■ **Vorliegender Text**:
= = = = =

# Probleme mit MS Access Arbeitsgruppen- Administrator



## Silvercreast (29. September 2005)

Hallo 
ich habe ein Problem mit und zwar durch diesen Administrator (siehe Überschrift), den ich von meiner Firma aus benutzen muss, muss ich mich absofort immer bei jeder Access Anwendung die ich schreibe anmelden. Aber eigentlich bräuchte ich diesen Administrator nur für eine einzige Access - Tabelle. Gibt es eine Möglichkeit das ich diesen Administrator nur für diese eine Access - Tabelle aktivieren kann

gruß Silver


----------



## monger (30. September 2005)

Wie benutzt man denn einen Administrator?
 Dazu musst du dich schon als Administrator in Windows anmelden.
 Sonst jet dat nisch (so glaube ich).


----------



## Silvercreast (30. September 2005)

Ne das hat was mit nem Netzlaufwerk zu tun, und zwar findest du diesen Administrator , wenn du Office 2003 hast unter C:\Programme\Microsoft Office. Ich weiss eigentlich so recht über diesen Administrator rein gar nichts. Halt nur das ich den an mein Netzlaufwerk anschließen musste und seit dem muss ich mich bei allen Access Tabellen anmelden. Da ich aber mit C++ Programmiere und in Access Datenbanken meine Daten speichern will, muss ich es unbedingt hinkriegen, das ich mich nur noch bei bestimmten Tabellen anmelden muss.


----------

= = = = =

■ **Aufgaben**:
1) Zitieren Sie aus der Diskussion über den Arbeitsgruppen-Administrator wörtlich den Abschnitt, der mit den Worten „## Silvercreast (29.“ beginnt und mit „monger (30. September 2005)“ schließt.
2) Unter welchem Pfad befindet sich laut der Diskussion über den Arbeitsgruppen-Administrator dieser Administrator bei Office 2003?

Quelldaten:
= = = = =

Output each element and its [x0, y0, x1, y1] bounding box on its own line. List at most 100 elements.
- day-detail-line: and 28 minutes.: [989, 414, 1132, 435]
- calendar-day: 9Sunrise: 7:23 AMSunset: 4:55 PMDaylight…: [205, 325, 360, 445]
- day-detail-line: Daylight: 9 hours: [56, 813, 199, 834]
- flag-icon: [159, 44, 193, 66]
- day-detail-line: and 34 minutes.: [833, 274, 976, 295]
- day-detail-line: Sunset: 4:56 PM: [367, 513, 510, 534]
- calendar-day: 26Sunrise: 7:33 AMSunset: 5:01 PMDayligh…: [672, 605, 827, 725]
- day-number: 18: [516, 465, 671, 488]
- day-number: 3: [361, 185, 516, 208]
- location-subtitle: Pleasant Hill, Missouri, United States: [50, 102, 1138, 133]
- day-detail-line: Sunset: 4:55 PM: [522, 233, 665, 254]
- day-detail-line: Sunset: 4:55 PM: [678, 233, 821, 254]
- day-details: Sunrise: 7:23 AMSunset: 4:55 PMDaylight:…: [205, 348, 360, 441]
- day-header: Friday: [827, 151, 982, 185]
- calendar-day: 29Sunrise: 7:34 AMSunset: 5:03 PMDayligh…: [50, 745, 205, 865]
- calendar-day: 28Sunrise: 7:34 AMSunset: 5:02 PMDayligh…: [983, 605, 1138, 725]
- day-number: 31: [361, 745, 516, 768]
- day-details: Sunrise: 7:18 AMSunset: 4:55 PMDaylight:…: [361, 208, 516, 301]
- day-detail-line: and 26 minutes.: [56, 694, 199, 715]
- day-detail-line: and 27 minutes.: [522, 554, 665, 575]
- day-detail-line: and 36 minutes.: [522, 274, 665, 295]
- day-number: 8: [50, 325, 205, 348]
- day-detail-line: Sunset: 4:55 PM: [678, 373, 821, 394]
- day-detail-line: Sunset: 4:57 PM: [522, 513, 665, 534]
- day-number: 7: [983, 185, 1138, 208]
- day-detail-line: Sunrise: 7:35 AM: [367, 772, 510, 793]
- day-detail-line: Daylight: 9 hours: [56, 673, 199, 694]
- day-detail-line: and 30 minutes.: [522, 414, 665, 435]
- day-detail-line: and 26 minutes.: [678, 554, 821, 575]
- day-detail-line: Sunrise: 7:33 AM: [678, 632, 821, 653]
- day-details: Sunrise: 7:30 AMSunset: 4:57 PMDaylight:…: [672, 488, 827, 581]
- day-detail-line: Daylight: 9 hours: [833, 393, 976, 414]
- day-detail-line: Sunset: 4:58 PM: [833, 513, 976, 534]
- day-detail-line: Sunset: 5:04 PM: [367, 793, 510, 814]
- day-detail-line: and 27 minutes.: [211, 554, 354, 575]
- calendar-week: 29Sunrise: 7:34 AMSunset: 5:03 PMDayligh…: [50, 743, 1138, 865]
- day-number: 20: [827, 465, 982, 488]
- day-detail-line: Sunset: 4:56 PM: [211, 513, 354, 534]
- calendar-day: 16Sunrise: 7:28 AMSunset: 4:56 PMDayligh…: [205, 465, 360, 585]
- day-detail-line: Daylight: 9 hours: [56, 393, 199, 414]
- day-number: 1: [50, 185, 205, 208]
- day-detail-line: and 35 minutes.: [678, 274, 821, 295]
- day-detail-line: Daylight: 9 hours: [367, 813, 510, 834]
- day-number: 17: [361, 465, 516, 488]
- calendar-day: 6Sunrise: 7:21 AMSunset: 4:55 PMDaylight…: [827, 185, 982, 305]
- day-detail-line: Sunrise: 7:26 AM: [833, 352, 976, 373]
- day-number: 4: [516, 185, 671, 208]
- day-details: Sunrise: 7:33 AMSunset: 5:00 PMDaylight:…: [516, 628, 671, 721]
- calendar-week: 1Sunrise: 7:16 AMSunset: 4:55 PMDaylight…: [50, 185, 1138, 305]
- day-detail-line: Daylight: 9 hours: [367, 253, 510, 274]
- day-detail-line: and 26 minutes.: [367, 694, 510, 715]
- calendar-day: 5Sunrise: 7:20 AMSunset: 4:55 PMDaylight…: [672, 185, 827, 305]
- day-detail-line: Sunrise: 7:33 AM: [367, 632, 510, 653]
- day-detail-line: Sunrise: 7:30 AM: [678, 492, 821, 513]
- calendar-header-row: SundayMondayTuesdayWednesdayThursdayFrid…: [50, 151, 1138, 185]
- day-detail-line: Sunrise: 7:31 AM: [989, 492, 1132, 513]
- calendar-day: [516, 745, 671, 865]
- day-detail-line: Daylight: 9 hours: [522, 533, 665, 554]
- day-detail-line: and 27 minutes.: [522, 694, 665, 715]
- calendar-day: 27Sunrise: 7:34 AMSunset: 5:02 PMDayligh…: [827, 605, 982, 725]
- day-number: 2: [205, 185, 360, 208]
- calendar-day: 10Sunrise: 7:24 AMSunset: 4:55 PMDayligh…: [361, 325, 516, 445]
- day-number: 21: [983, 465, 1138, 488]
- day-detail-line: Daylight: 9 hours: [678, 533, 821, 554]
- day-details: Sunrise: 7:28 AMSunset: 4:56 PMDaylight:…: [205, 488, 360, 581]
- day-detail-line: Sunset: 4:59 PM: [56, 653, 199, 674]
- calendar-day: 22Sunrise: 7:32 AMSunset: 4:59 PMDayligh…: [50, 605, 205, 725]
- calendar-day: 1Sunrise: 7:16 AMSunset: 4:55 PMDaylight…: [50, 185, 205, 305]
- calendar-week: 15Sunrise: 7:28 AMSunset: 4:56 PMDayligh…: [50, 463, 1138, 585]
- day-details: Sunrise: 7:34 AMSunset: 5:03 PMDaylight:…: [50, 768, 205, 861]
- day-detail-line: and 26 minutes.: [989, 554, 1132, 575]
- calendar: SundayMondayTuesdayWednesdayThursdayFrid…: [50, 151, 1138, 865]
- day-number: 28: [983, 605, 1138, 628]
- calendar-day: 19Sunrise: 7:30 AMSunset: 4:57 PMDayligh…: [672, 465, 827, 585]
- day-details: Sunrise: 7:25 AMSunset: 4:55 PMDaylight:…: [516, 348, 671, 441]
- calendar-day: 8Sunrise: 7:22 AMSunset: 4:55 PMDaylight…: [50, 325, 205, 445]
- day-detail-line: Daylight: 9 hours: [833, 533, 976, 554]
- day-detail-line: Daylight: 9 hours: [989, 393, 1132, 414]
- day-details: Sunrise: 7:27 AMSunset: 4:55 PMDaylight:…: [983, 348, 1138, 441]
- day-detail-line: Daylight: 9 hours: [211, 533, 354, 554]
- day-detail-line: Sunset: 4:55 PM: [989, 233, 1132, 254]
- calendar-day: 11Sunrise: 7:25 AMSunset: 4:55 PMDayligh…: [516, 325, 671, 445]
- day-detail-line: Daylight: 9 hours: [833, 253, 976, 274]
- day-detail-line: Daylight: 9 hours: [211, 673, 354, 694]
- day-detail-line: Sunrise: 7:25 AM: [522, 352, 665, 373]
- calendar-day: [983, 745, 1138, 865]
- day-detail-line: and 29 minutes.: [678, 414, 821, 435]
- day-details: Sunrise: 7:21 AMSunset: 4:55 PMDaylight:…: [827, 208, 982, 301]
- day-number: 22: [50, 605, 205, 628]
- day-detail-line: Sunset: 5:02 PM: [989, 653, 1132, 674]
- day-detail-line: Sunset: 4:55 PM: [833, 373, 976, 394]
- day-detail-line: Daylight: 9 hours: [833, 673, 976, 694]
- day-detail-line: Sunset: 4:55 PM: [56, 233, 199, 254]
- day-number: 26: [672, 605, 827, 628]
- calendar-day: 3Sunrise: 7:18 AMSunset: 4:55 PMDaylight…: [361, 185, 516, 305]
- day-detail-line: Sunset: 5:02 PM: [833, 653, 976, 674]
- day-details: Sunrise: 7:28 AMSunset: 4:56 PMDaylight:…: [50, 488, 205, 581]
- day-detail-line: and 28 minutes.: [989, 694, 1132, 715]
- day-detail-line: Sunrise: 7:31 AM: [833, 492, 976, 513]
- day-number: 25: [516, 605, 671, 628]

= = = = =

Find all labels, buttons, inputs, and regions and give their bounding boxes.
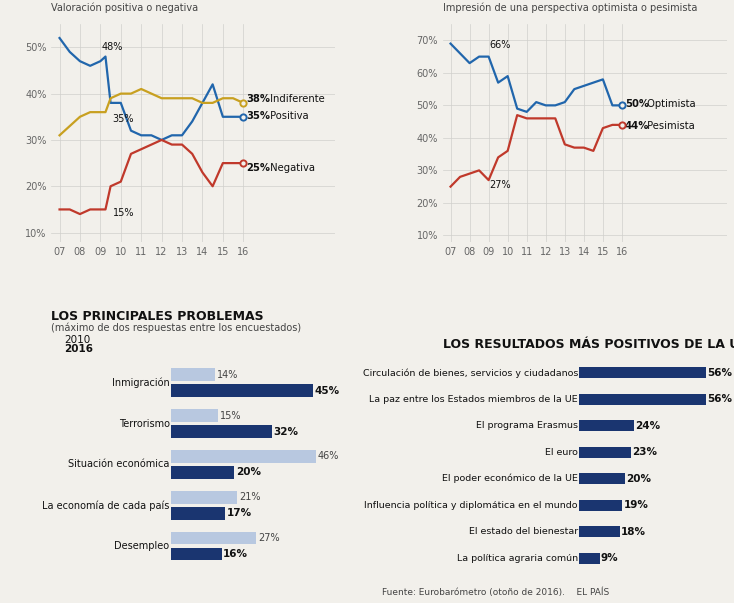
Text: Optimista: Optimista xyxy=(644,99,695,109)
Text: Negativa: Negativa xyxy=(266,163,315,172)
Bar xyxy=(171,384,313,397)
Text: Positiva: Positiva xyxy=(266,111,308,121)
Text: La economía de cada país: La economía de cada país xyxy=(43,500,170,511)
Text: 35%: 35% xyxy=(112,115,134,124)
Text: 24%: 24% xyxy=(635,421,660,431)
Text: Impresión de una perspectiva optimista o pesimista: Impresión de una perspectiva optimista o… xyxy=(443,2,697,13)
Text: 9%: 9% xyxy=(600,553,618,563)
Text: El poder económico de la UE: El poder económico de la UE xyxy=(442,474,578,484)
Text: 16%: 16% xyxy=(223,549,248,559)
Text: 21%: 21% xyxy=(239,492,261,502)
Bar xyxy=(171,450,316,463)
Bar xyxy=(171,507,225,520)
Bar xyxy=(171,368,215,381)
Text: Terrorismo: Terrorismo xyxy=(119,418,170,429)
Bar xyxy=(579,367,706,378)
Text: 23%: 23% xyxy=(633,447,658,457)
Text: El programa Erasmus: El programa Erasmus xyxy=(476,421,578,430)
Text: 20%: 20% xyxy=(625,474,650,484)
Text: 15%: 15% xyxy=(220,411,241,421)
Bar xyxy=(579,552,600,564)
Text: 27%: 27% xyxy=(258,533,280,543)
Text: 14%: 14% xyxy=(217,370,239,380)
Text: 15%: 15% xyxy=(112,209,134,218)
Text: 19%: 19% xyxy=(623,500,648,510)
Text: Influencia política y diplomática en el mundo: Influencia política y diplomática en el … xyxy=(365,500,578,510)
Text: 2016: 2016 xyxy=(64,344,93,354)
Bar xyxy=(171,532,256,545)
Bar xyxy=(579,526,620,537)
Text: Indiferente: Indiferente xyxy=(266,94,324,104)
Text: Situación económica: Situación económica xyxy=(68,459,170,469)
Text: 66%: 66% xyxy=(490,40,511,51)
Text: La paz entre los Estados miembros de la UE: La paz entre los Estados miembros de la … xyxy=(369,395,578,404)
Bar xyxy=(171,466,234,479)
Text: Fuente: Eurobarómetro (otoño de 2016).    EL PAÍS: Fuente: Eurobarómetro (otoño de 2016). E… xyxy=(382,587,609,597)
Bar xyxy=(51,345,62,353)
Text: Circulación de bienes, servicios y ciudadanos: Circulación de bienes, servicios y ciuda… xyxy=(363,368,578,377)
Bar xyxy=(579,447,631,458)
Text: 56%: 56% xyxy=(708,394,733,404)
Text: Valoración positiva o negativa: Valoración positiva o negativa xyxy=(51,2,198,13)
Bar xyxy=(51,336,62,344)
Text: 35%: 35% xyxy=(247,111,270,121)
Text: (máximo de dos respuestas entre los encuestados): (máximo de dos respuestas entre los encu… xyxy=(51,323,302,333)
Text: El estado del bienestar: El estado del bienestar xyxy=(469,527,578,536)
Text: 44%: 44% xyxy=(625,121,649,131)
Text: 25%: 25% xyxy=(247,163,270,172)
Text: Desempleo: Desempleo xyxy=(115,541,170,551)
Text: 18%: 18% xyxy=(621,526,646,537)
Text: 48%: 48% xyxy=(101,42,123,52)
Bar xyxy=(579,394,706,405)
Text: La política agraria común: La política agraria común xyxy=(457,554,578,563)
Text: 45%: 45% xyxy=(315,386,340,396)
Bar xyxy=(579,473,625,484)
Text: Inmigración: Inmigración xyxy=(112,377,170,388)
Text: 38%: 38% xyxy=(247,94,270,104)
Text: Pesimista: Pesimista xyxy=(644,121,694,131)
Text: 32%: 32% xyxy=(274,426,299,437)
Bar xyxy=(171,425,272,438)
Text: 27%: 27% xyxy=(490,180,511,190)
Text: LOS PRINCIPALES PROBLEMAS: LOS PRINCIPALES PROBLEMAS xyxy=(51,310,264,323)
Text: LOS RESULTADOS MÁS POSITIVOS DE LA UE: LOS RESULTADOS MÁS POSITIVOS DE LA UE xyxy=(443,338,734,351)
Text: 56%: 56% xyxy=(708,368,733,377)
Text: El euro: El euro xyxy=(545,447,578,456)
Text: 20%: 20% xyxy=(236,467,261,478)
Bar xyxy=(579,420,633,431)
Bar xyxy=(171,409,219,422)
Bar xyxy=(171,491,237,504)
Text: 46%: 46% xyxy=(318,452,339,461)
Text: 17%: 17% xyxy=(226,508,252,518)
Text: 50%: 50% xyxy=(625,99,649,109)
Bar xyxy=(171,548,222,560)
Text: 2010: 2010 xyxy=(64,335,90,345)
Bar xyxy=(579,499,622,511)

= = = = =

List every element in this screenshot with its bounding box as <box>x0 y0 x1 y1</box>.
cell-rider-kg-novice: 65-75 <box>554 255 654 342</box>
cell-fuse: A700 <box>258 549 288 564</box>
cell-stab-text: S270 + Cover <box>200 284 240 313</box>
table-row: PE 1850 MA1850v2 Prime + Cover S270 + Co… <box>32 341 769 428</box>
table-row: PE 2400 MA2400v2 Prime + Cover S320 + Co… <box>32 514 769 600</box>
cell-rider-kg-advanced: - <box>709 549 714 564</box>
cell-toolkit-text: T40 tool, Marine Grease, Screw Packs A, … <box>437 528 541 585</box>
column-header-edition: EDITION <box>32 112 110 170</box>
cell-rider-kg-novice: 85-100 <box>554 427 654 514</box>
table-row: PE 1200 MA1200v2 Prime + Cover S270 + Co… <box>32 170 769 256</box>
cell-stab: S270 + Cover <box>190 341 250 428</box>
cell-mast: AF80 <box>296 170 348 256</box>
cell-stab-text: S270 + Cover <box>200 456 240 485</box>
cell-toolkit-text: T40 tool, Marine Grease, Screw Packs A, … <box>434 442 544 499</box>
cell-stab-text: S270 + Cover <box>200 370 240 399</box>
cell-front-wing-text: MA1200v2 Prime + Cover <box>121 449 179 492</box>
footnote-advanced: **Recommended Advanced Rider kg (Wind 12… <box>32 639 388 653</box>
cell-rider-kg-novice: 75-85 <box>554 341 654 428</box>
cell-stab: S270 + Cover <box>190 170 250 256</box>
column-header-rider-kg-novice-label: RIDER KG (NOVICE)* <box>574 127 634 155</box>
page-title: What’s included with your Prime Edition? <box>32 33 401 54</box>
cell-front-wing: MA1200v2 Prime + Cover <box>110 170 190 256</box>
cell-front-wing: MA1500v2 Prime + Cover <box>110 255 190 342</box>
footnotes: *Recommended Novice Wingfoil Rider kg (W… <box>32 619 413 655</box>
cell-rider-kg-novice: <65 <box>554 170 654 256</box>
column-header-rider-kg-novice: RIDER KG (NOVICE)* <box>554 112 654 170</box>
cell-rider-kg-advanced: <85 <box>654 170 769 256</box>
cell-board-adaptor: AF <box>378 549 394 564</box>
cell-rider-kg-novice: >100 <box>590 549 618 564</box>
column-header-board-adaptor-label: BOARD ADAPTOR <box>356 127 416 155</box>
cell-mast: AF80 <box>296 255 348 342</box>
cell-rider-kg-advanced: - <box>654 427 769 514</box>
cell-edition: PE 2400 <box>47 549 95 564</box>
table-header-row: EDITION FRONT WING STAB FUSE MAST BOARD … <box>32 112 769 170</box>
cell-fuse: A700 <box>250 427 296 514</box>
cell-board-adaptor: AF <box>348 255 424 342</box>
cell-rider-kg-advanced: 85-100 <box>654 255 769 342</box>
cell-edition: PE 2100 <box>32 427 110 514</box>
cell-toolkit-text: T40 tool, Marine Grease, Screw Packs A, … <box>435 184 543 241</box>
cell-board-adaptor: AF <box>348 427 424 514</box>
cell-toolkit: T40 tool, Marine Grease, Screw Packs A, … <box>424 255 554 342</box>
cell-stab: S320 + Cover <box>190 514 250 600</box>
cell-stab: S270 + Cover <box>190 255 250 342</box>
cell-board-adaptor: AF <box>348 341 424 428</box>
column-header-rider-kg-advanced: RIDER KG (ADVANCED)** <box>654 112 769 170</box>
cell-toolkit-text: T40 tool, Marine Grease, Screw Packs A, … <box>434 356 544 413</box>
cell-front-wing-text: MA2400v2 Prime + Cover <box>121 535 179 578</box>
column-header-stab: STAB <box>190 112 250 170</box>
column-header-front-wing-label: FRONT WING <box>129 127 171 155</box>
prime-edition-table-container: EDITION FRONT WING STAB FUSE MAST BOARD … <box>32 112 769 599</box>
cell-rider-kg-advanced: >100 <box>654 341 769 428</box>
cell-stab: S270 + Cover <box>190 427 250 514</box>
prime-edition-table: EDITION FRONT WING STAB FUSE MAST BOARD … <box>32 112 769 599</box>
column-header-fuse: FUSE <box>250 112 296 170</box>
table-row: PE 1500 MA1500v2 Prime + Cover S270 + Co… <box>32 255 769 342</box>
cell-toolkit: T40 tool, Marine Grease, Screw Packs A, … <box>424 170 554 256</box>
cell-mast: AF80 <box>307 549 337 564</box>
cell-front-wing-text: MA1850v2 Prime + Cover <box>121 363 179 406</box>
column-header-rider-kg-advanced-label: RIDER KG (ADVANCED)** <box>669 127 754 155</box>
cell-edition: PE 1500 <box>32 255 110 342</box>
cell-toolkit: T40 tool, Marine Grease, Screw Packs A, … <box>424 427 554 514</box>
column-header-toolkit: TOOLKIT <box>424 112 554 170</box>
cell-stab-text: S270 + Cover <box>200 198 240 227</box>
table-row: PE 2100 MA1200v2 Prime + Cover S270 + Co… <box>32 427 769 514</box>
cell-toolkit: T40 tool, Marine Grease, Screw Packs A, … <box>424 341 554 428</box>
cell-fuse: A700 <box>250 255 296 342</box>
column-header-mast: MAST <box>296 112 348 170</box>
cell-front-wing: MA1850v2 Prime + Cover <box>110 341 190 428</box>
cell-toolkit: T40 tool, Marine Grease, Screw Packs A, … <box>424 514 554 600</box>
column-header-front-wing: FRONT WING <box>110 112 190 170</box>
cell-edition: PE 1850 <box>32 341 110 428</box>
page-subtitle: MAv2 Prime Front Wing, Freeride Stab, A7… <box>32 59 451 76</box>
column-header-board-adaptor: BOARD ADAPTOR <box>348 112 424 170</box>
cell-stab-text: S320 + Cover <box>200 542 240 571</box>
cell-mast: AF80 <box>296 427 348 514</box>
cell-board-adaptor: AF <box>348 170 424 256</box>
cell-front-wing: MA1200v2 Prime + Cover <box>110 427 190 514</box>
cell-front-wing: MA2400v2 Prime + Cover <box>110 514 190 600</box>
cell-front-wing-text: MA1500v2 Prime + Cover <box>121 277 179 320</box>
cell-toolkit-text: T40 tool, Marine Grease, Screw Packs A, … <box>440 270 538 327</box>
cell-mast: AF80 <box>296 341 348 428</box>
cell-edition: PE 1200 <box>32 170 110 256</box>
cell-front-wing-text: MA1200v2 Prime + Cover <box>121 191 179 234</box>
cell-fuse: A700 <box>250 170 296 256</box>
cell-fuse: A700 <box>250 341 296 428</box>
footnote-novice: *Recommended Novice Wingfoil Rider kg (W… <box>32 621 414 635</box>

= = = = =

■ **Lösungen**:
1)
## Silvercreast (29. September 2005)

Hallo 
ich habe ein Problem mit und zwar durch diesen Administrator (siehe Überschrift), den ich von meiner Firma aus benutzen muss, muss ich mich absofort immer bei jeder Access Anwendung die ich schreibe anmelden. Aber eigentlich bräuchte ich diesen Administrator nur für eine einzige Access - Tabelle. Gibt es eine Möglichkeit das ich diesen Administrator nur für diese eine Access - Tabelle aktivieren kann

gruß Silver


----------



## monger (30. September 2005)

2) Unter C:\Programme\Microsoft Office.